Görev a = Listede "localize all elements." ifadesinin geçtiği satırdan "- data-point-p8def: [390, 208, 403, 220]" ifadesinin geçtiği satıra kadar (bu satır dahil) her satırı, "main-y-tick-label" yerine "primary-y-tick-label" koyup başka hiçbir şeyi değiştirmeden yeniden yaz. Resimleri cevaba ekleme.

Kaynak metin =
•••••
Türkiye'nin en iyi haber sitesi
İLKER GEZİCİ

Hiçbir zaman gelinlik giyme hayalim olmadı

Atv'nin yeni dizisi 'Evli ve Öfkeli'de 'Dilek' karakterini canlandıran Ayça Erturan: Hiçbir zaman gelinlik giyme hayalim olmadı. Gelinliğimi son gün yaptırdım; o kadar rahattım

Ayça Erturan, 'Çok Güzel Haraketler Bunlar' adlı televizyon şovuyla tanındı. Ünlü oyuncu, şimdilerde atv'nin yeni dizisi 'Evli ve Öfkeli'de 'Dilek' karakterini canlandırıyor. 'Aşk Nerede' isimli filmle de hayranlarının karşısına çıkan Erturan; 13 yıldır birlikte olduğu Levent Kırca'nın oğlu Oğulcan Kırca ile geçen yıl nikah masasına oturmuştu. Ayça Erturan; diziyi, uzun ilişkisinin sırrını ve evlilik hayatını anlattı...
atv'de yeni başlayan 'Evli ve Öfkeli' dizisinde ihanete uğrayan bir kadını oynuyorsunuz. 'Dilek' nasıl biri?
'Dilek' diğer üç kadın gibi aldatılıyor. Diğerlerine göre daha saf, daha kırılgan, her şeye inanan, kötülükle temas etmemiş, özünde komik bir karakter.
•••••
Alıştırma girdileri =
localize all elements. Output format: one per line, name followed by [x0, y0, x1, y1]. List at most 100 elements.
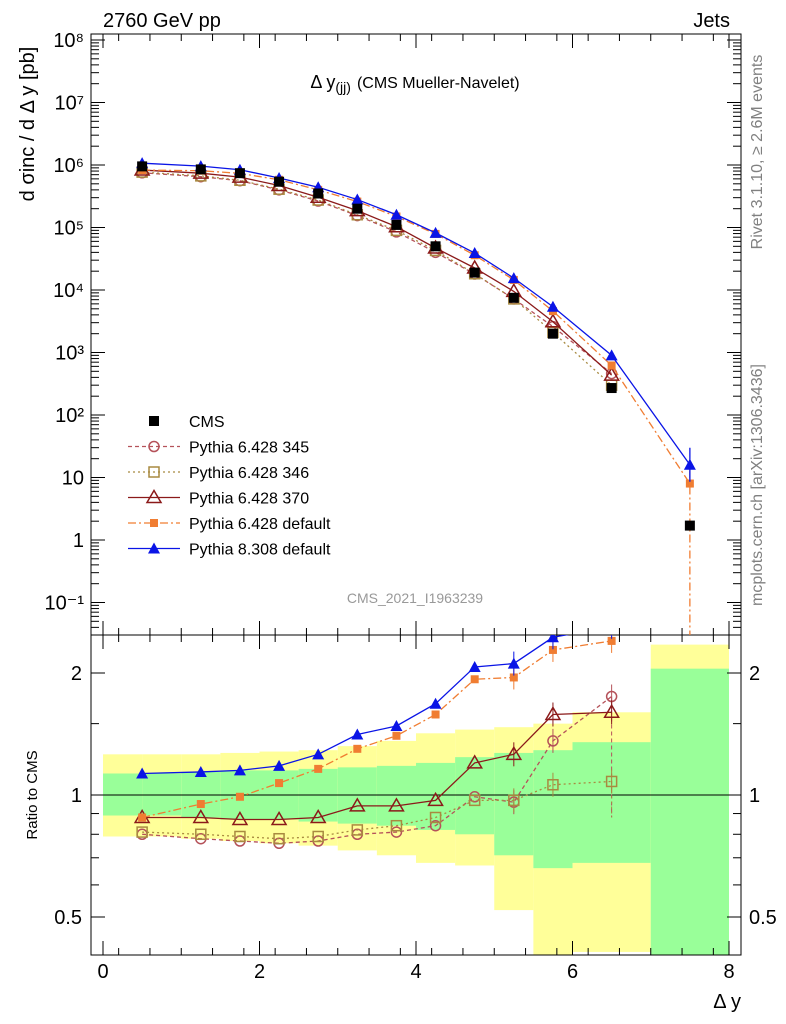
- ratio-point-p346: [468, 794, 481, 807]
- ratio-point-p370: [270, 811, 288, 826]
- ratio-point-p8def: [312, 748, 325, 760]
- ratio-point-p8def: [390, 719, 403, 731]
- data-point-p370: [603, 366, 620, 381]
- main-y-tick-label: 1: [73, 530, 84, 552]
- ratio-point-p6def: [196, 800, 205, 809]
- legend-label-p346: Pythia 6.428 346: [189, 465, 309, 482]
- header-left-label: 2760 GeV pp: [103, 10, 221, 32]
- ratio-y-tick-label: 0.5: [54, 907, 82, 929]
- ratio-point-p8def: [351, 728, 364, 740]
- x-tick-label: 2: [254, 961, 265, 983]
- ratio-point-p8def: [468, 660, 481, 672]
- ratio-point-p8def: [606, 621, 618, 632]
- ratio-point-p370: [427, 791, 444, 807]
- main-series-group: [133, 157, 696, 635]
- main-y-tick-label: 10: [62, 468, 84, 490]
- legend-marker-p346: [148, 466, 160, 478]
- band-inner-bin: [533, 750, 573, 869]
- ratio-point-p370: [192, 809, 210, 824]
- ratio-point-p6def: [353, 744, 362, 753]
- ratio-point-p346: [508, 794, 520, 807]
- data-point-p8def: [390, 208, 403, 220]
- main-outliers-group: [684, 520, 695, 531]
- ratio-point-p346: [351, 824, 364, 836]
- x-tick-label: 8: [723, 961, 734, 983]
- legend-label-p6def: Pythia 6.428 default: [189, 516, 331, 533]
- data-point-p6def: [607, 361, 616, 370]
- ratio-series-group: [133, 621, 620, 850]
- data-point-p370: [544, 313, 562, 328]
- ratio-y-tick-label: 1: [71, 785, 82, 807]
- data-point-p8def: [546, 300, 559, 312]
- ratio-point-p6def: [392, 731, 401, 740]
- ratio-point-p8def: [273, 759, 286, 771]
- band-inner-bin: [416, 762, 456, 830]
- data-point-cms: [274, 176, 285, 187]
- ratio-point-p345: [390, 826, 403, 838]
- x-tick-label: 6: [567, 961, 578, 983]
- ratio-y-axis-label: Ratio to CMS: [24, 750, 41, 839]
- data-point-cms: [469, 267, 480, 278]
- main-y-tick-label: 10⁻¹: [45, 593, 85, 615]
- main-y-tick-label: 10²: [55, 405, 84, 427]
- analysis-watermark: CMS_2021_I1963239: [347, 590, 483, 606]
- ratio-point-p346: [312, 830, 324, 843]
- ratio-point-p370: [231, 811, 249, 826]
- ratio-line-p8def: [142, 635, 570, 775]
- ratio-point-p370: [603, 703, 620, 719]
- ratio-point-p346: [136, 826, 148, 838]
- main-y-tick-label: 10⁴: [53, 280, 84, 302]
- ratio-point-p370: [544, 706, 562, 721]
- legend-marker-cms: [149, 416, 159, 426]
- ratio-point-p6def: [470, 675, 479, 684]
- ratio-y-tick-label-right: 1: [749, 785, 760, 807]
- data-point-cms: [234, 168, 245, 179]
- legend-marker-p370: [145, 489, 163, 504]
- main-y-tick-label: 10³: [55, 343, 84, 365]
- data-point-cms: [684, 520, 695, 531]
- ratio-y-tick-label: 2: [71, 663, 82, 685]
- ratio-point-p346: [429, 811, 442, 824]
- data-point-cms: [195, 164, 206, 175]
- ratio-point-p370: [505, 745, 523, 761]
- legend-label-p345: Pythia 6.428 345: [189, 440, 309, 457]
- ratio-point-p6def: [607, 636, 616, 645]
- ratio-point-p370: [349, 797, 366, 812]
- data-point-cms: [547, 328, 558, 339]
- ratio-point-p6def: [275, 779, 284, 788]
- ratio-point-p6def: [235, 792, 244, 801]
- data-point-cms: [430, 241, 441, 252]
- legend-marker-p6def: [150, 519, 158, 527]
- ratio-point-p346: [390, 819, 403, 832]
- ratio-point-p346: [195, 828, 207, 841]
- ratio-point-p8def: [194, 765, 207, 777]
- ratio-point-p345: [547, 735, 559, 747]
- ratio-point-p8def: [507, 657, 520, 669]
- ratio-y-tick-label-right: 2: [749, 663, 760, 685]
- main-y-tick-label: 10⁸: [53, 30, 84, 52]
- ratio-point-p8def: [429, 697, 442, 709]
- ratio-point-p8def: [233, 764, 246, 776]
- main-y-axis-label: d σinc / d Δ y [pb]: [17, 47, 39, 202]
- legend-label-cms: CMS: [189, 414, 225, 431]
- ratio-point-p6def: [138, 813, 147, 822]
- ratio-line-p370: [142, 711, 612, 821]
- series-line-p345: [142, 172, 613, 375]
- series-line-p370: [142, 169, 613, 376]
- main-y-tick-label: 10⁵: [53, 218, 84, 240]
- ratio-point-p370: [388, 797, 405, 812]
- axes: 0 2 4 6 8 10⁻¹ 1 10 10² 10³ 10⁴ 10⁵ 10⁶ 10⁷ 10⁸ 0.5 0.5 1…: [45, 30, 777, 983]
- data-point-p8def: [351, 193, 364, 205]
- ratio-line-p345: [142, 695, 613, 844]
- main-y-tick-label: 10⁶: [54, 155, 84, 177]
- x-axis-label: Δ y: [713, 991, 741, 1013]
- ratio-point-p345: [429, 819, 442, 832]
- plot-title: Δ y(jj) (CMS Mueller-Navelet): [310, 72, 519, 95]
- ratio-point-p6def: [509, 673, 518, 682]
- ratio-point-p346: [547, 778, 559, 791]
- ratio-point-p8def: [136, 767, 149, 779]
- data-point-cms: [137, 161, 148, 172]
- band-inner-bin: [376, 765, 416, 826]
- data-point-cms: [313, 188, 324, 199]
•••••
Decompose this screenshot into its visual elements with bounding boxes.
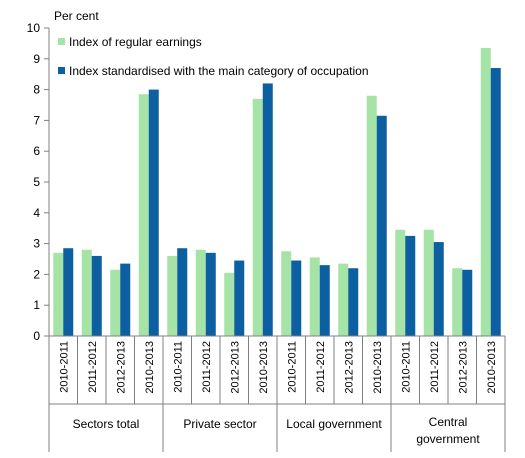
•••••
Görev b = Ayça Erturan söyleşisinden "atv'de yeni başlayan" ifadesinden başlayıp "komik bir karakter." ifadesine kadar (bu ifade dahil) olan bölümü birebir çıkar.

Beklenen cevap a =
localize all elements. Output format: one per line, name followed by [x0, y0, x1, y1]. List at most 100 elements.
- ratio-point-p346: [468, 794, 481, 807]
- ratio-point-p370: [270, 811, 288, 826]
- ratio-point-p8def: [312, 748, 325, 760]
- ratio-point-p8def: [390, 719, 403, 731]
- data-point-p370: [603, 366, 620, 381]
- primary-y-tick-label: 1: [73, 530, 84, 552]
- ratio-point-p6def: [196, 800, 205, 809]
- legend-label-p346: Pythia 6.428 346: [189, 465, 309, 482]
- header-left-label: 2760 GeV pp: [103, 10, 221, 32]
- ratio-y-tick-label: 0.5: [54, 907, 82, 929]
- ratio-point-p8def: [351, 728, 364, 740]
- x-tick-label: 2: [254, 961, 265, 983]
- ratio-point-p8def: [468, 660, 481, 672]
- ratio-point-p8def: [606, 621, 618, 632]
- ratio-point-p370: [427, 791, 444, 807]
- main-series-group: [133, 157, 696, 635]
- primary-y-tick-label: 10: [62, 468, 84, 490]
- legend-marker-p346: [148, 466, 160, 478]
- band-inner-bin: [533, 750, 573, 869]
- ratio-point-p370: [192, 809, 210, 824]
- ratio-point-p6def: [353, 744, 362, 753]
- ratio-point-p346: [508, 794, 520, 807]
- data-point-p8def: [390, 208, 403, 220]

Beklenen cevap b =
atv'de yeni başlayan 'Evli ve Öfkeli' dizisinde ihanete uğrayan bir kadını oynuyorsunuz. 'Dilek' nasıl biri?
'Dilek' diğer üç kadın gibi aldatılıyor. Diğerlerine göre daha saf, daha kırılgan, her şeye inanan, kötülükle temas etmemiş, özünde komik bir karakter.